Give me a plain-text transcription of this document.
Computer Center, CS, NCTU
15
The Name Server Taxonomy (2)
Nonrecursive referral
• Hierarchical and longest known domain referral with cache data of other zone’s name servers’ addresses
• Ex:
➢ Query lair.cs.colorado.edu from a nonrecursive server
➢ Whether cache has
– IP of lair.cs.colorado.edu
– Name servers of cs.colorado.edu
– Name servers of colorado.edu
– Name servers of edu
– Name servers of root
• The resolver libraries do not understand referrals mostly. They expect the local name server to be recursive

---

Using the listing above, please repeat every entry exactly.

§ RESPONSE TO THIS EXERCISE:
Give me a plain-text transcription of this document.
Computer Center, CS, NCTU
15
The Name Server Taxonomy (2)
Nonrecursive referral
• Hierarchical and longest known domain referral with cache data of other zone’s name servers’ addresses
• Ex:
➢ Query lair.cs.colorado.edu from a nonrecursive server
➢ Whether cache has
– IP of lair.cs.colorado.edu
– Name servers of cs.colorado.edu
– Name servers of colorado.edu
– Name servers of edu
– Name servers of root
• The resolver libraries do not understand referrals mostly. They expect the local name server to be recursive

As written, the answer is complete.